[Objective]:
Look through the material below for "Серебряная". Copy every line that contains it.

[Entries supplied]:
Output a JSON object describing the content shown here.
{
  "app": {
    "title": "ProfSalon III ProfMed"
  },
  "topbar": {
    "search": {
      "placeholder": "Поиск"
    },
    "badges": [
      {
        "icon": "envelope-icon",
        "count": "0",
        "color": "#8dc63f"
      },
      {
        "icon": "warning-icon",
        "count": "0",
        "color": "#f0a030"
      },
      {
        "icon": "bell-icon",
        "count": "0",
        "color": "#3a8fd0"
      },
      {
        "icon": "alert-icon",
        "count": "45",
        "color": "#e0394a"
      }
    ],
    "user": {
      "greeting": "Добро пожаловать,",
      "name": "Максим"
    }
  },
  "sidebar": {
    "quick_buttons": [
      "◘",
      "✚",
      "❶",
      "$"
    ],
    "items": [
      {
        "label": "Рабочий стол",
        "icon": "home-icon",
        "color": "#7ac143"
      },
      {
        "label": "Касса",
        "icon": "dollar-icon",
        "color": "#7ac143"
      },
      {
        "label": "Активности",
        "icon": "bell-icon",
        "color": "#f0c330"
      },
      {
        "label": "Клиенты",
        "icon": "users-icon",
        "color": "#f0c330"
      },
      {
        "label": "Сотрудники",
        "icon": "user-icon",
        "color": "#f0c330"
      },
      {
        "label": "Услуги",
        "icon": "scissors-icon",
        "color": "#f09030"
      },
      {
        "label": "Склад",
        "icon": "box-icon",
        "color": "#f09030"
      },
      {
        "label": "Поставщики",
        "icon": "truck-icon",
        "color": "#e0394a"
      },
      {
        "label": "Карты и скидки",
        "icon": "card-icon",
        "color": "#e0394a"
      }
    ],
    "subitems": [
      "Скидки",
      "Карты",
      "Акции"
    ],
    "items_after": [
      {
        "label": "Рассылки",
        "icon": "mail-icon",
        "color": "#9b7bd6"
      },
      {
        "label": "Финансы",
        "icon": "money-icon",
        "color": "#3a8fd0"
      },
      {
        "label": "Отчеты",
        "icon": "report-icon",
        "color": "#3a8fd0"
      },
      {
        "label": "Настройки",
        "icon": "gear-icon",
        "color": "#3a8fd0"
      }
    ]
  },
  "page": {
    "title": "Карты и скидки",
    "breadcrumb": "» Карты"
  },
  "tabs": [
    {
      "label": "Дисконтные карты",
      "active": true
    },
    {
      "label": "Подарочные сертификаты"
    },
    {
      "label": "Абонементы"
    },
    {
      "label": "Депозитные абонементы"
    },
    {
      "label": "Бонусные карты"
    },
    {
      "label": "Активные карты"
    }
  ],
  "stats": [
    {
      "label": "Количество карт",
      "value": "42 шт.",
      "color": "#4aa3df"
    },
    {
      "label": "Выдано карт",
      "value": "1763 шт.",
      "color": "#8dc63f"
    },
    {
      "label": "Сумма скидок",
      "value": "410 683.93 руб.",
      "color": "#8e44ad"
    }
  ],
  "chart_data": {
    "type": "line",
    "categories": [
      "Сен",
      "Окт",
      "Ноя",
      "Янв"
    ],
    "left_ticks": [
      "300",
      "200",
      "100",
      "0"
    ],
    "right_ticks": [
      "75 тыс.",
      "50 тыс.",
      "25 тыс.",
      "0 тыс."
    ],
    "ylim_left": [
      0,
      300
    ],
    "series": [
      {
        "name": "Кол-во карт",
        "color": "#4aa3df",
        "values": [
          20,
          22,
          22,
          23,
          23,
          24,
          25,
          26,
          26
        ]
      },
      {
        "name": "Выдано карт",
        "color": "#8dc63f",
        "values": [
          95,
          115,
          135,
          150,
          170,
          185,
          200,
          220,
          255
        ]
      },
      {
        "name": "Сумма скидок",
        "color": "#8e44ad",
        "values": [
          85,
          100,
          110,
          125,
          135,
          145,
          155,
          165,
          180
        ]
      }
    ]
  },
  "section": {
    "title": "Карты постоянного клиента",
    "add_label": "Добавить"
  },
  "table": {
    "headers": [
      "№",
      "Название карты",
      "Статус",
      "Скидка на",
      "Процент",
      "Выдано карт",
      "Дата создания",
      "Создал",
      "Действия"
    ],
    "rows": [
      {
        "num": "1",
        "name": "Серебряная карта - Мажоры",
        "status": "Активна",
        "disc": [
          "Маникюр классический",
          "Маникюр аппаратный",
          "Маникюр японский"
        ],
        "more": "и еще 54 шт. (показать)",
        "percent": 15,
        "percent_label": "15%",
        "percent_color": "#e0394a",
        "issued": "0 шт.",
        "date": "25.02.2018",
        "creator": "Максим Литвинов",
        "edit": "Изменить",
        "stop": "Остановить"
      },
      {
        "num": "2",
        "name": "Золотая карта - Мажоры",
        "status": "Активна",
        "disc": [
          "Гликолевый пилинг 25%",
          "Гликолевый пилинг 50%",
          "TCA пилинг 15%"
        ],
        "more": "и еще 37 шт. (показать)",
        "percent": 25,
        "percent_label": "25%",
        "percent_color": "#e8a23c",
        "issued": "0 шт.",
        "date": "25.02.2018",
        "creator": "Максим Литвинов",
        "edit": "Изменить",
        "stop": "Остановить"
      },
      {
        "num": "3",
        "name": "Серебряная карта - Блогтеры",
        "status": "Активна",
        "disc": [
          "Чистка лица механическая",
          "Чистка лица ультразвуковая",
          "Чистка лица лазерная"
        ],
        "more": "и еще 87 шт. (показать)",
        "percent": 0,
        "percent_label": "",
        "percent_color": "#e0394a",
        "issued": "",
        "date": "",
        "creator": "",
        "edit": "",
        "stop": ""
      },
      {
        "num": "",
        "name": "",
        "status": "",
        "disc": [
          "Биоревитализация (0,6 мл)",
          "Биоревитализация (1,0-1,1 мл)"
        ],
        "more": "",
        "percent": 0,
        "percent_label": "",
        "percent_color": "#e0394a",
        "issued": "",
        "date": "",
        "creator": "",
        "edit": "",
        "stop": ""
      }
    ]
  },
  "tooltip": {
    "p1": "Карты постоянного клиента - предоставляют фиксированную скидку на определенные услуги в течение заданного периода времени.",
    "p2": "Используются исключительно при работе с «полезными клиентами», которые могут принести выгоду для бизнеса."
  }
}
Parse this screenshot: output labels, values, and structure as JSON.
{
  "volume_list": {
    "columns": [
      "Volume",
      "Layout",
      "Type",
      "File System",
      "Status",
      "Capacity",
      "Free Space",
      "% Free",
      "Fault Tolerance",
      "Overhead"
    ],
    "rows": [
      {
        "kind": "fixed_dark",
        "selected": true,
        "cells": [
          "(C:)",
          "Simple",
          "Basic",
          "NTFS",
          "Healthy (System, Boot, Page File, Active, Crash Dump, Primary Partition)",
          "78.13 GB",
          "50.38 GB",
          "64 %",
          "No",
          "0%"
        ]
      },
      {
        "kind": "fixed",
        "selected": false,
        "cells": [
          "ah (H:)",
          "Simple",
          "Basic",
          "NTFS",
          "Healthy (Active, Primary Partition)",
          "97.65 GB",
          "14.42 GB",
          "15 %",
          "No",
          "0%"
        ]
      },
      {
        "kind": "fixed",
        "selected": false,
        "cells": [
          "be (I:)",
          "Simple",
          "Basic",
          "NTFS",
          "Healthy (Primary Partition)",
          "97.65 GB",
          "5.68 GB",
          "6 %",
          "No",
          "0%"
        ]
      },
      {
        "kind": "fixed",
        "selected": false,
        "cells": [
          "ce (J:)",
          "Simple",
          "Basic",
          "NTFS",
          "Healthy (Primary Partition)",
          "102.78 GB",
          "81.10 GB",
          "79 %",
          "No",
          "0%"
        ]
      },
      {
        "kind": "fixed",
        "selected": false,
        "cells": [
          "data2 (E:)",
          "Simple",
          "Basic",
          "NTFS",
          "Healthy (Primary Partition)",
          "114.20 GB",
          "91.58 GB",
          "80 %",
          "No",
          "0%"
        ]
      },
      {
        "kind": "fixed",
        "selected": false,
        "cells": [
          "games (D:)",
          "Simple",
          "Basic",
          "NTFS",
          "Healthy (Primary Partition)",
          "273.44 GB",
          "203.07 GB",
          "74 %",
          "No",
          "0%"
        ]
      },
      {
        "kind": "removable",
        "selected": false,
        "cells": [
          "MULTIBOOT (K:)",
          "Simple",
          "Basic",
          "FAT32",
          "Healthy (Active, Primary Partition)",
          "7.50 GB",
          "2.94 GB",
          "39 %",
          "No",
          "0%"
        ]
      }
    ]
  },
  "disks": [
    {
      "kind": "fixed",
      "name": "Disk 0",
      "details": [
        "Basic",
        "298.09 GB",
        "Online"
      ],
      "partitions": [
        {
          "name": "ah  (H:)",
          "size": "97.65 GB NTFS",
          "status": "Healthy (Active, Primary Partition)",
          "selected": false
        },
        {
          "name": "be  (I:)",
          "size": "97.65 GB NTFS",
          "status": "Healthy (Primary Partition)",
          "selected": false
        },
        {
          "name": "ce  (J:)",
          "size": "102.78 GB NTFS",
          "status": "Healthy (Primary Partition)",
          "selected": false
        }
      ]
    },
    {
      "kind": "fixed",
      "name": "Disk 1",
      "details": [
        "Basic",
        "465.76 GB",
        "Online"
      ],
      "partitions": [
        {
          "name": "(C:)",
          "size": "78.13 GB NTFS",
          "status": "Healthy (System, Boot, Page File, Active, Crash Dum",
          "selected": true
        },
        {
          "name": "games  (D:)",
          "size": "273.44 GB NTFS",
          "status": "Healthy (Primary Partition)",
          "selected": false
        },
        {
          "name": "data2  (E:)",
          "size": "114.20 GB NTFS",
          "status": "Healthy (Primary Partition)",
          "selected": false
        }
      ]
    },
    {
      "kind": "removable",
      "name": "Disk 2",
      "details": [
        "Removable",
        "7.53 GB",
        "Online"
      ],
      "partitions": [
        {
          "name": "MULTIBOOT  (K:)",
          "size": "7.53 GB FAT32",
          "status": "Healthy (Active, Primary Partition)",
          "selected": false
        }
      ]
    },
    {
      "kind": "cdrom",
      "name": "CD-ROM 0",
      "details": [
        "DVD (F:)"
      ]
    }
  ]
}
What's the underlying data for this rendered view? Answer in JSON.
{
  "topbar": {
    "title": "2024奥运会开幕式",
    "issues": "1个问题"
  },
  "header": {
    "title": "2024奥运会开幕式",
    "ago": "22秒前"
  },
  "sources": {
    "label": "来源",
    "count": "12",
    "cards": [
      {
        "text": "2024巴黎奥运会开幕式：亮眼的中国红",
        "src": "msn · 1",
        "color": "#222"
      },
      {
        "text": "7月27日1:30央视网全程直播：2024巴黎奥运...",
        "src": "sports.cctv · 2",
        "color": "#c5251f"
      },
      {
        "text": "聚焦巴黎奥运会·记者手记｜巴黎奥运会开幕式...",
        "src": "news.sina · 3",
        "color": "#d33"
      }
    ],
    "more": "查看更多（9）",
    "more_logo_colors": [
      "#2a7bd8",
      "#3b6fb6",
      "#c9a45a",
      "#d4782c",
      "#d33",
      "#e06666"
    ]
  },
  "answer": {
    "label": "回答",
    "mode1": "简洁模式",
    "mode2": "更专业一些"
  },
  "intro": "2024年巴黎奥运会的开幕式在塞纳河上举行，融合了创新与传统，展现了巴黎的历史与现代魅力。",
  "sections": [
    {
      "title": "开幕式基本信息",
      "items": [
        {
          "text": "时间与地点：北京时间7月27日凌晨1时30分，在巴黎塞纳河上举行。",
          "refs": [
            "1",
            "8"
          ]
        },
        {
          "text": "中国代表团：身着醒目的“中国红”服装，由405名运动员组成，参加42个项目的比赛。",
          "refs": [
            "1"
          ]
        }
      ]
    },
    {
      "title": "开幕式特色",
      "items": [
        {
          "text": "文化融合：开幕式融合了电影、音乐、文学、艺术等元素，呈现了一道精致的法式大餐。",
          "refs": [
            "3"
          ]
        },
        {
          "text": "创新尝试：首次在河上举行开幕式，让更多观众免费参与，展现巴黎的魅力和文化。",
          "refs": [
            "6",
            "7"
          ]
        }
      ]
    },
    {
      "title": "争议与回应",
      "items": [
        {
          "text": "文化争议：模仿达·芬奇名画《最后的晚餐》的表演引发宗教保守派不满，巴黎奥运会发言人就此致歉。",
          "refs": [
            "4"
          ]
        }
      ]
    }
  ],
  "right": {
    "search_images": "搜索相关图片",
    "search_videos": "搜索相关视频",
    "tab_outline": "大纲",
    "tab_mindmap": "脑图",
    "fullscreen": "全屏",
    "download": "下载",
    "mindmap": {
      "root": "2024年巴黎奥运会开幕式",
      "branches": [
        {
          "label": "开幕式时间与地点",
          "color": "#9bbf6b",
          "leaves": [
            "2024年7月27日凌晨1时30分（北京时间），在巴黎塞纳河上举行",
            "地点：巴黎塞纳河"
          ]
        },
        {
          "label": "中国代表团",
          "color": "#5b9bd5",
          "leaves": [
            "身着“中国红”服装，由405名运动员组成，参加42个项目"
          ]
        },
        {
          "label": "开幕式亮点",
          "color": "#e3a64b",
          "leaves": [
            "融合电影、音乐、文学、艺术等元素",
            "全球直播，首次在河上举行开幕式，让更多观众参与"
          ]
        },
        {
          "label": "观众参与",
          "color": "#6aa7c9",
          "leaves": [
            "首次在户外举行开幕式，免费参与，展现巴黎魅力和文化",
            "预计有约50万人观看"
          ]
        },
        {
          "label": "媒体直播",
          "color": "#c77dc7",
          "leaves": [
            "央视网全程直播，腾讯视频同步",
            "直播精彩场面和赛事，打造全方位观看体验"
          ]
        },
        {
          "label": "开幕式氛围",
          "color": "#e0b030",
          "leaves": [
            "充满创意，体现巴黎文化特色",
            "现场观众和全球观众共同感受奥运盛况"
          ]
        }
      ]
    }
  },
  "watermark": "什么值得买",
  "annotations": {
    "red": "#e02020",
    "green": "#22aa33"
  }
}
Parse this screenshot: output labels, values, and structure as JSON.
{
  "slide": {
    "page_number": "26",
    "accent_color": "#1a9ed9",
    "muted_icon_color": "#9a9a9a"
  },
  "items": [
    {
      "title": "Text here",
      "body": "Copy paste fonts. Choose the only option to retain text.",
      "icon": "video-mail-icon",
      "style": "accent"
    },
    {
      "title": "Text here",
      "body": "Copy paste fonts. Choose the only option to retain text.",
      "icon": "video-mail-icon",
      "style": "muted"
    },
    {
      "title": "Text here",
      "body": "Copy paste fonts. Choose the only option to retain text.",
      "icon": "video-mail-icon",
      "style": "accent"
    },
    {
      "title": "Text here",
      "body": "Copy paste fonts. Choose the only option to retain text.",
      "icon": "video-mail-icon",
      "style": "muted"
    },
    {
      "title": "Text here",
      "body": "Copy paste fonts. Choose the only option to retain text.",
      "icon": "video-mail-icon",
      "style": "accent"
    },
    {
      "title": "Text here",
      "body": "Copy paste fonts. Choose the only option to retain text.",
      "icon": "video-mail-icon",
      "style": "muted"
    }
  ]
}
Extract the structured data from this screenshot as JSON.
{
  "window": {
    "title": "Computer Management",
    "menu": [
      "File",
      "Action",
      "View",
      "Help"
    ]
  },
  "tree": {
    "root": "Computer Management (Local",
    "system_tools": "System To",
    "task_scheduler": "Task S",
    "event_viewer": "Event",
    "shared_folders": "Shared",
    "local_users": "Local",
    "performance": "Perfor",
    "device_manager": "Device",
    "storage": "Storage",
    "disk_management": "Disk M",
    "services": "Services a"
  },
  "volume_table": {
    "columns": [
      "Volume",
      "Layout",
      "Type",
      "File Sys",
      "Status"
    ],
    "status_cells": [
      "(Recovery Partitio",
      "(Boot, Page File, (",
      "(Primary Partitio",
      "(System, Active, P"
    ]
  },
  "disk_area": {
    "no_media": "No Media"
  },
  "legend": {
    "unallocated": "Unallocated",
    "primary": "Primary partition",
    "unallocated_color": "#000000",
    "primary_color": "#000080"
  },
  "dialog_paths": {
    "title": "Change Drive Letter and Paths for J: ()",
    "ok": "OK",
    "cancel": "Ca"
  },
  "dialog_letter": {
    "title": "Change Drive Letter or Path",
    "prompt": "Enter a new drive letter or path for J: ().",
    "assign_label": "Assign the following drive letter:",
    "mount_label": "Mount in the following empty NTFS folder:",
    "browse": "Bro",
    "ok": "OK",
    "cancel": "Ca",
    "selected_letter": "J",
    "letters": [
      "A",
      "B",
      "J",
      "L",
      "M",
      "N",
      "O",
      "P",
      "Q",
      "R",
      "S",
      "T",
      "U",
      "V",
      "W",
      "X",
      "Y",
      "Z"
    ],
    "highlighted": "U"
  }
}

[Solved problem]:
        "name": "Серебряная карта - Мажоры",
        "name": "Серебряная карта - Блогтеры",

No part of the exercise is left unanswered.